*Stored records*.
--------------------------------------------------

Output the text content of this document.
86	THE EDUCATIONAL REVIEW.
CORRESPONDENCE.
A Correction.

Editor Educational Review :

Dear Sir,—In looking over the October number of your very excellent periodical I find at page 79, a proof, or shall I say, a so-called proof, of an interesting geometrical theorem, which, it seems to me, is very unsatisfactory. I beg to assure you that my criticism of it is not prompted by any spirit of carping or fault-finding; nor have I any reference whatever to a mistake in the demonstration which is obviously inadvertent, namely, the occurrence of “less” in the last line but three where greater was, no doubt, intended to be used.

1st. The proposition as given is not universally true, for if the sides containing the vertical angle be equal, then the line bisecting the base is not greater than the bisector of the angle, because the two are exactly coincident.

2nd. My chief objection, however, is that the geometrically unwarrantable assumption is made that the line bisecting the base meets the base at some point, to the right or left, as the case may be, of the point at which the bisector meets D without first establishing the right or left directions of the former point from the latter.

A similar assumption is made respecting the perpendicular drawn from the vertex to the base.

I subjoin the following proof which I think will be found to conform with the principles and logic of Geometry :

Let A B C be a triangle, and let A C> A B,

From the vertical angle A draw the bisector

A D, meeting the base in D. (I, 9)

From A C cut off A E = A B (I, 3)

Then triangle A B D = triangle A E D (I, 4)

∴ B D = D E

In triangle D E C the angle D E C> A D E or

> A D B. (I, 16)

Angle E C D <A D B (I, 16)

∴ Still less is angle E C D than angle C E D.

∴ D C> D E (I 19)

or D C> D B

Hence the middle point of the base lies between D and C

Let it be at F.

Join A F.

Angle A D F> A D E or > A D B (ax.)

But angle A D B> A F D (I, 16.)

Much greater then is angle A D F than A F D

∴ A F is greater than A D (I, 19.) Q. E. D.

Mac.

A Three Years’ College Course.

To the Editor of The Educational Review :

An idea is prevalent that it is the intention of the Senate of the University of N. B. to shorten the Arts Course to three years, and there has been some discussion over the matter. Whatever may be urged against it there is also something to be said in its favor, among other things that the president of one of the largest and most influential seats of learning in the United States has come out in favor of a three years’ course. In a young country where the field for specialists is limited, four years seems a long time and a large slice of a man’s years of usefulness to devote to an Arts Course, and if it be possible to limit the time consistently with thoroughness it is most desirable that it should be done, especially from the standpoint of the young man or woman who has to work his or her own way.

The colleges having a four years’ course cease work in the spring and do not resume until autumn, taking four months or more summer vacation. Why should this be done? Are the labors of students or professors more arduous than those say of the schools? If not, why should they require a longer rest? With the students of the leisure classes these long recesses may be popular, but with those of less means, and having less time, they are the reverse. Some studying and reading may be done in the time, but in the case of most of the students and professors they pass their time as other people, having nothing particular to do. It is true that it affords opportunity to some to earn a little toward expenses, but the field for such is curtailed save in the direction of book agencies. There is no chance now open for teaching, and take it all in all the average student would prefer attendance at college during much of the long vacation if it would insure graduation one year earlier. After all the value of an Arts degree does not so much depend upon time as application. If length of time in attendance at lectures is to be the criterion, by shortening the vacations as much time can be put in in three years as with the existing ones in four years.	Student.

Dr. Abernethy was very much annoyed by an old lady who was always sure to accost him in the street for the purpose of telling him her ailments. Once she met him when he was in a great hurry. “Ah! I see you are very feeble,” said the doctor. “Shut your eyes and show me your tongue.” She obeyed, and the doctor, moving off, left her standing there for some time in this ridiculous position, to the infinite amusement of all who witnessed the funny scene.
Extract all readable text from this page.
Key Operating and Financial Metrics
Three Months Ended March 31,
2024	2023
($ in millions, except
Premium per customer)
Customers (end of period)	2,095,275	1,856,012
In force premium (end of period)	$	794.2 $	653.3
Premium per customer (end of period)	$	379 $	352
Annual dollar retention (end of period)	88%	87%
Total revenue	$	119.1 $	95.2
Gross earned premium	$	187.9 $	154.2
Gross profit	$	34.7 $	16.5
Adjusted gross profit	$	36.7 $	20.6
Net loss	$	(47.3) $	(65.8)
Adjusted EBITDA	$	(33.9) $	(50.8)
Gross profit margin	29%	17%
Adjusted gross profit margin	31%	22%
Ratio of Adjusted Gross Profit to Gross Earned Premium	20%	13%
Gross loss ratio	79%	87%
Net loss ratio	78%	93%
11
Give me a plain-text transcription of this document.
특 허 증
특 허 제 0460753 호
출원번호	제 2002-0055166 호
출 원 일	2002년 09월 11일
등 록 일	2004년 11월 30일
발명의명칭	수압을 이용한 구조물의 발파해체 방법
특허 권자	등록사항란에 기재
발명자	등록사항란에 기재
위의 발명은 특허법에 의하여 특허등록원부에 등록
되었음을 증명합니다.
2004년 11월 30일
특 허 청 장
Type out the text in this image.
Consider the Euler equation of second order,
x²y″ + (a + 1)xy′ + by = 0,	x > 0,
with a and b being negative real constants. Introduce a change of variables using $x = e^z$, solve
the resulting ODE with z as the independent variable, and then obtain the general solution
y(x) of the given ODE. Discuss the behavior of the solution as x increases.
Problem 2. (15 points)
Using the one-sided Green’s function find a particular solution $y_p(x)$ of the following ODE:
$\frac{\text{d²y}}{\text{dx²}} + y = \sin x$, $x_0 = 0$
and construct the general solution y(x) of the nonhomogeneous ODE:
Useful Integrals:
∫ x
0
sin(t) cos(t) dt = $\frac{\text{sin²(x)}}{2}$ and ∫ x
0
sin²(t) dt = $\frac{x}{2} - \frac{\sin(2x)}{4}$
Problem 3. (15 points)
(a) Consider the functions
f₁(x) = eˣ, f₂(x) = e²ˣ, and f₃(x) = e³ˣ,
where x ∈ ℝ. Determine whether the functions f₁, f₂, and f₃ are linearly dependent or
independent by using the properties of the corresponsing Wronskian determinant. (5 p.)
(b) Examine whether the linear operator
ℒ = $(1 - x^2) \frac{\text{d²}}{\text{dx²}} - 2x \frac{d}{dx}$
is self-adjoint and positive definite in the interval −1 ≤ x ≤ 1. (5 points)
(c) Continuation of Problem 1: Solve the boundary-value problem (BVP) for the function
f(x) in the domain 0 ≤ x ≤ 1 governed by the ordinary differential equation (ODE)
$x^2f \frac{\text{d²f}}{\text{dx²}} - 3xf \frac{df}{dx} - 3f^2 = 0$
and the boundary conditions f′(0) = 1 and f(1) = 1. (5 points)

--------------------------------------------------

*TASK REQUIREMENTS*.
Nothing in the listing may be changed; retype it all exactly.

*THE OUTPUT*.
Output the text content of this document.
86	THE EDUCATIONAL REVIEW.
CORRESPONDENCE.
A Correction.

Editor Educational Review :

Dear Sir,—In looking over the October number of your very excellent periodical I find at page 79, a proof, or shall I say, a so-called proof, of an interesting geometrical theorem, which, it seems to me, is very unsatisfactory. I beg to assure you that my criticism of it is not prompted by any spirit of carping or fault-finding; nor have I any reference whatever to a mistake in the demonstration which is obviously inadvertent, namely, the occurrence of “less” in the last line but three where greater was, no doubt, intended to be used.

1st. The proposition as given is not universally true, for if the sides containing the vertical angle be equal, then the line bisecting the base is not greater than the bisector of the angle, because the two are exactly coincident.

2nd. My chief objection, however, is that the geometrically unwarrantable assumption is made that the line bisecting the base meets the base at some point, to the right or left, as the case may be, of the point at which the bisector meets D without first establishing the right or left directions of the former point from the latter.

A similar assumption is made respecting the perpendicular drawn from the vertex to the base.

I subjoin the following proof which I think will be found to conform with the principles and logic of Geometry :

Let A B C be a triangle, and let A C> A B,

From the vertical angle A draw the bisector

A D, meeting the base in D. (I, 9)

From A C cut off A E = A B (I, 3)

Then triangle A B D = triangle A E D (I, 4)

∴ B D = D E

In triangle D E C the angle D E C> A D E or

> A D B. (I, 16)

Angle E C D <A D B (I, 16)

∴ Still less is angle E C D than angle C E D.

∴ D C> D E (I 19)

or D C> D B

Hence the middle point of the base lies between D and C

Let it be at F.

Join A F.

Angle A D F> A D E or > A D B (ax.)

But angle A D B> A F D (I, 16.)

Much greater then is angle A D F than A F D

∴ A F is greater than A D (I, 19.) Q. E. D.

Mac.

A Three Years’ College Course.

To the Editor of The Educational Review :

An idea is prevalent that it is the intention of the Senate of the University of N. B. to shorten the Arts Course to three years, and there has been some discussion over the matter. Whatever may be urged against it there is also something to be said in its favor, among other things that the president of one of the largest and most influential seats of learning in the United States has come out in favor of a three years’ course. In a young country where the field for specialists is limited, four years seems a long time and a large slice of a man’s years of usefulness to devote to an Arts Course, and if it be possible to limit the time consistently with thoroughness it is most desirable that it should be done, especially from the standpoint of the young man or woman who has to work his or her own way.

The colleges having a four years’ course cease work in the spring and do not resume until autumn, taking four months or more summer vacation. Why should this be done? Are the labors of students or professors more arduous than those say of the schools? If not, why should they require a longer rest? With the students of the leisure classes these long recesses may be popular, but with those of less means, and having less time, they are the reverse. Some studying and reading may be done in the time, but in the case of most of the students and professors they pass their time as other people, having nothing particular to do. It is true that it affords opportunity to some to earn a little toward expenses, but the field for such is curtailed save in the direction of book agencies. There is no chance now open for teaching, and take it all in all the average student would prefer attendance at college during much of the long vacation if it would insure graduation one year earlier. After all the value of an Arts degree does not so much depend upon time as application. If length of time in attendance at lectures is to be the criterion, by shortening the vacations as much time can be put in in three years as with the existing ones in four years.	Student.

Dr. Abernethy was very much annoyed by an old lady who was always sure to accost him in the street for the purpose of telling him her ailments. Once she met him when he was in a great hurry. “Ah! I see you are very feeble,” said the doctor. “Shut your eyes and show me your tongue.” She obeyed, and the doctor, moving off, left her standing there for some time in this ridiculous position, to the infinite amusement of all who witnessed the funny scene.
Extract all readable text from this page.
Key Operating and Financial Metrics
Three Months Ended March 31,
2024	2023
($ in millions, except
Premium per customer)
Customers (end of period)	2,095,275	1,856,012
In force premium (end of period)	$	794.2 $	653.3
Premium per customer (end of period)	$	379 $	352
Annual dollar retention (end of period)	88%	87%
Total revenue	$	119.1 $	95.2
Gross earned premium	$	187.9 $	154.2
Gross profit	$	34.7 $	16.5
Adjusted gross profit	$	36.7 $	20.6
Net loss	$	(47.3) $	(65.8)
Adjusted EBITDA	$	(33.9) $	(50.8)
Gross profit margin	29%	17%
Adjusted gross profit margin	31%	22%
Ratio of Adjusted Gross Profit to Gross Earned Premium	20%	13%
Gross loss ratio	79%	87%
Net loss ratio	78%	93%
11
Give me a plain-text transcription of this document.
특 허 증
특 허 제 0460753 호
출원번호	제 2002-0055166 호
출 원 일	2002년 09월 11일
등 록 일	2004년 11월 30일
발명의명칭	수압을 이용한 구조물의 발파해체 방법
특허 권자	등록사항란에 기재
발명자	등록사항란에 기재
위의 발명은 특허법에 의하여 특허등록원부에 등록
되었음을 증명합니다.
2004년 11월 30일
특 허 청 장
Type out the text in this image.
Consider the Euler equation of second order,
x²y″ + (a + 1)xy′ + by = 0,	x > 0,
with a and b being negative real constants. Introduce a change of variables using $x = e^z$, solve
the resulting ODE with z as the independent variable, and then obtain the general solution
y(x) of the given ODE. Discuss the behavior of the solution as x increases.
Problem 2. (15 points)
Using the one-sided Green’s function find a particular solution $y_p(x)$ of the following ODE:
$\frac{\text{d²y}}{\text{dx²}} + y = \sin x$, $x_0 = 0$
and construct the general solution y(x) of the nonhomogeneous ODE:
Useful Integrals:
∫ x
0
sin(t) cos(t) dt = $\frac{\text{sin²(x)}}{2}$ and ∫ x
0
sin²(t) dt = $\frac{x}{2} - \frac{\sin(2x)}{4}$
Problem 3. (15 points)
(a) Consider the functions
f₁(x) = eˣ, f₂(x) = e²ˣ, and f₃(x) = e³ˣ,
where x ∈ ℝ. Determine whether the functions f₁, f₂, and f₃ are linearly dependent or
independent by using the properties of the corresponsing Wronskian determinant. (5 p.)
(b) Examine whether the linear operator
ℒ = $(1 - x^2) \frac{\text{d²}}{\text{dx²}} - 2x \frac{d}{dx}$
is self-adjoint and positive definite in the interval −1 ≤ x ≤ 1. (5 points)
(c) Continuation of Problem 1: Solve the boundary-value problem (BVP) for the function
f(x) in the domain 0 ≤ x ≤ 1 governed by the ordinary differential equation (ODE)
$x^2f \frac{\text{d²f}}{\text{dx²}} - 3xf \frac{df}{dx} - 3f^2 = 0$
and the boundary conditions f′(0) = 1 and f(1) = 1. (5 points)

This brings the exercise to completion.